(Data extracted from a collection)

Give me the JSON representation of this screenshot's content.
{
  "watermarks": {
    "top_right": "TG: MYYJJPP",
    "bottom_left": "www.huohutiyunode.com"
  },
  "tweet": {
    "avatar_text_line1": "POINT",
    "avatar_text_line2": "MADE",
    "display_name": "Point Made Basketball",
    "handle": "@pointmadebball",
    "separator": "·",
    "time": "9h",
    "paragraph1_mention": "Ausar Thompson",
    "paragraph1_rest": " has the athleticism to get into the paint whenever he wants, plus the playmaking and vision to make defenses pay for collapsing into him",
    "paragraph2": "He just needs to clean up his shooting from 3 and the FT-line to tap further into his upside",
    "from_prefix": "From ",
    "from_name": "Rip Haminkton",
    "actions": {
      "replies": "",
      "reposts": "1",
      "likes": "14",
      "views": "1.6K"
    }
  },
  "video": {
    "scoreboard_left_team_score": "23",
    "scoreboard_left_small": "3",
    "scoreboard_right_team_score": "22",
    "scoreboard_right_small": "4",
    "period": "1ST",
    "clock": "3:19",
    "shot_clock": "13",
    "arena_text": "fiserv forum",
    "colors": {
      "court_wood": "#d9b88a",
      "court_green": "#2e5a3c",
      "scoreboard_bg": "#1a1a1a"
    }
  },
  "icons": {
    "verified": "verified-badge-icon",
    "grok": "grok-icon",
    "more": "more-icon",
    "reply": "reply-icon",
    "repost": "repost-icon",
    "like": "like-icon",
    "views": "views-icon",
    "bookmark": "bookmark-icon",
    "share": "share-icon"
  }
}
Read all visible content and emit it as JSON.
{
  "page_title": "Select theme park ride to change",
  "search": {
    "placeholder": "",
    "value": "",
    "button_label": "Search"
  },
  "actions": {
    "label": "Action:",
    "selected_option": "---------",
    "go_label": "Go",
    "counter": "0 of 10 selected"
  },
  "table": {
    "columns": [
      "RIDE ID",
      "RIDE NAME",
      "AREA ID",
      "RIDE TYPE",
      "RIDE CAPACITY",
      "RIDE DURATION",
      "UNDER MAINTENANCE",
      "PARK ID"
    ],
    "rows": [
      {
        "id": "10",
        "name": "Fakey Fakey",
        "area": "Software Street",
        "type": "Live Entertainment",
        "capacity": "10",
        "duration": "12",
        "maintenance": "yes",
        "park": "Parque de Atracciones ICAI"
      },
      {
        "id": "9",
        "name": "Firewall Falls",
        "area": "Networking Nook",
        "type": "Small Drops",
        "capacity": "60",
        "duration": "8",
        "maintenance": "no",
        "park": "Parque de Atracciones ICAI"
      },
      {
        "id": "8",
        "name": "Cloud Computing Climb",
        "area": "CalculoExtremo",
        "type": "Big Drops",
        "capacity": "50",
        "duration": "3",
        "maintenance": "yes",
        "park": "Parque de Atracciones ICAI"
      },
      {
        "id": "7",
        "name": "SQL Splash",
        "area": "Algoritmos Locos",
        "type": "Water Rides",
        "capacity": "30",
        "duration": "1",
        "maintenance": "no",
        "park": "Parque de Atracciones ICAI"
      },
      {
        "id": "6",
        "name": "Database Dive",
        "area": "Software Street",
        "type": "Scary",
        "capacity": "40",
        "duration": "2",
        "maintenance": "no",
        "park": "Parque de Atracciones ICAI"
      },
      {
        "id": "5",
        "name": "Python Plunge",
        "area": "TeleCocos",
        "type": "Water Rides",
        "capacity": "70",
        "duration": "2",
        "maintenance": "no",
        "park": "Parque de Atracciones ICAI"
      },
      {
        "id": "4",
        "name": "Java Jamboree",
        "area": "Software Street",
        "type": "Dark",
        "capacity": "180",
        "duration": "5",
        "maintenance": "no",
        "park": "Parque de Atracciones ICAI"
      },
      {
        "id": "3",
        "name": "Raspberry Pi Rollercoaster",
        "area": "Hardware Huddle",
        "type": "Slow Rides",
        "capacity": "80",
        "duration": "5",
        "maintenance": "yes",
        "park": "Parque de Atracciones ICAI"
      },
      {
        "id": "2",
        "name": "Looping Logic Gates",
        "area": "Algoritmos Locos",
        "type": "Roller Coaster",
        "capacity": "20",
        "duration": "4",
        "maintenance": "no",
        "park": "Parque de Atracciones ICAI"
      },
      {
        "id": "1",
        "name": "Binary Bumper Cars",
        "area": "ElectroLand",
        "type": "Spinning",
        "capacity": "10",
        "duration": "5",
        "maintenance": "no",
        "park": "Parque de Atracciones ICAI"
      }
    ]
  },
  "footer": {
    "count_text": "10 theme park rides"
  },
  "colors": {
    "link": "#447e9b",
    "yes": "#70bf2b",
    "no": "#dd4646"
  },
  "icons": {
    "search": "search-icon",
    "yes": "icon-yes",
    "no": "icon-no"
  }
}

▸ TASK BRIEF
Without changing a word, restate the whole listing.

▸ OUTPUT
Give me the JSON representation of this screenshot's content.
{
  "watermarks": {
    "top_right": "TG: MYYJJPP",
    "bottom_left": "www.huohutiyunode.com"
  },
  "tweet": {
    "avatar_text_line1": "POINT",
    "avatar_text_line2": "MADE",
    "display_name": "Point Made Basketball",
    "handle": "@pointmadebball",
    "separator": "·",
    "time": "9h",
    "paragraph1_mention": "Ausar Thompson",
    "paragraph1_rest": " has the athleticism to get into the paint whenever he wants, plus the playmaking and vision to make defenses pay for collapsing into him",
    "paragraph2": "He just needs to clean up his shooting from 3 and the FT-line to tap further into his upside",
    "from_prefix": "From ",
    "from_name": "Rip Haminkton",
    "actions": {
      "replies": "",
      "reposts": "1",
      "likes": "14",
      "views": "1.6K"
    }
  },
  "video": {
    "scoreboard_left_team_score": "23",
    "scoreboard_left_small": "3",
    "scoreboard_right_team_score": "22",
    "scoreboard_right_small": "4",
    "period": "1ST",
    "clock": "3:19",
    "shot_clock": "13",
    "arena_text": "fiserv forum",
    "colors": {
      "court_wood": "#d9b88a",
      "court_green": "#2e5a3c",
      "scoreboard_bg": "#1a1a1a"
    }
  },
  "icons": {
    "verified": "verified-badge-icon",
    "grok": "grok-icon",
    "more": "more-icon",
    "reply": "reply-icon",
    "repost": "repost-icon",
    "like": "like-icon",
    "views": "views-icon",
    "bookmark": "bookmark-icon",
    "share": "share-icon"
  }
}
Read all visible content and emit it as JSON.
{
  "page_title": "Select theme park ride to change",
  "search": {
    "placeholder": "",
    "value": "",
    "button_label": "Search"
  },
  "actions": {
    "label": "Action:",
    "selected_option": "---------",
    "go_label": "Go",
    "counter": "0 of 10 selected"
  },
  "table": {
    "columns": [
      "RIDE ID",
      "RIDE NAME",
      "AREA ID",
      "RIDE TYPE",
      "RIDE CAPACITY",
      "RIDE DURATION",
      "UNDER MAINTENANCE",
      "PARK ID"
    ],
    "rows": [
      {
        "id": "10",
        "name": "Fakey Fakey",
        "area": "Software Street",
        "type": "Live Entertainment",
        "capacity": "10",
        "duration": "12",
        "maintenance": "yes",
        "park": "Parque de Atracciones ICAI"
      },
      {
        "id": "9",
        "name": "Firewall Falls",
        "area": "Networking Nook",
        "type": "Small Drops",
        "capacity": "60",
        "duration": "8",
        "maintenance": "no",
        "park": "Parque de Atracciones ICAI"
      },
      {
        "id": "8",
        "name": "Cloud Computing Climb",
        "area": "CalculoExtremo",
        "type": "Big Drops",
        "capacity": "50",
        "duration": "3",
        "maintenance": "yes",
        "park": "Parque de Atracciones ICAI"
      },
      {
        "id": "7",
        "name": "SQL Splash",
        "area": "Algoritmos Locos",
        "type": "Water Rides",
        "capacity": "30",
        "duration": "1",
        "maintenance": "no",
        "park": "Parque de Atracciones ICAI"
      },
      {
        "id": "6",
        "name": "Database Dive",
        "area": "Software Street",
        "type": "Scary",
        "capacity": "40",
        "duration": "2",
        "maintenance": "no",
        "park": "Parque de Atracciones ICAI"
      },
      {
        "id": "5",
        "name": "Python Plunge",
        "area": "TeleCocos",
        "type": "Water Rides",
        "capacity": "70",
        "duration": "2",
        "maintenance": "no",
        "park": "Parque de Atracciones ICAI"
      },
      {
        "id": "4",
        "name": "Java Jamboree",
        "area": "Software Street",
        "type": "Dark",
        "capacity": "180",
        "duration": "5",
        "maintenance": "no",
        "park": "Parque de Atracciones ICAI"
      },
      {
        "id": "3",
        "name": "Raspberry Pi Rollercoaster",
        "area": "Hardware Huddle",
        "type": "Slow Rides",
        "capacity": "80",
        "duration": "5",
        "maintenance": "yes",
        "park": "Parque de Atracciones ICAI"
      },
      {
        "id": "2",
        "name": "Looping Logic Gates",
        "area": "Algoritmos Locos",
        "type": "Roller Coaster",
        "capacity": "20",
        "duration": "4",
        "maintenance": "no",
        "park": "Parque de Atracciones ICAI"
      },
      {
        "id": "1",
        "name": "Binary Bumper Cars",
        "area": "ElectroLand",
        "type": "Spinning",
        "capacity": "10",
        "duration": "5",
        "maintenance": "no",
        "park": "Parque de Atracciones ICAI"
      }
    ]
  },
  "footer": {
    "count_text": "10 theme park rides"
  },
  "colors": {
    "link": "#447e9b",
    "yes": "#70bf2b",
    "no": "#dd4646"
  },
  "icons": {
    "search": "search-icon",
    "yes": "icon-yes",
    "no": "icon-no"
  }
}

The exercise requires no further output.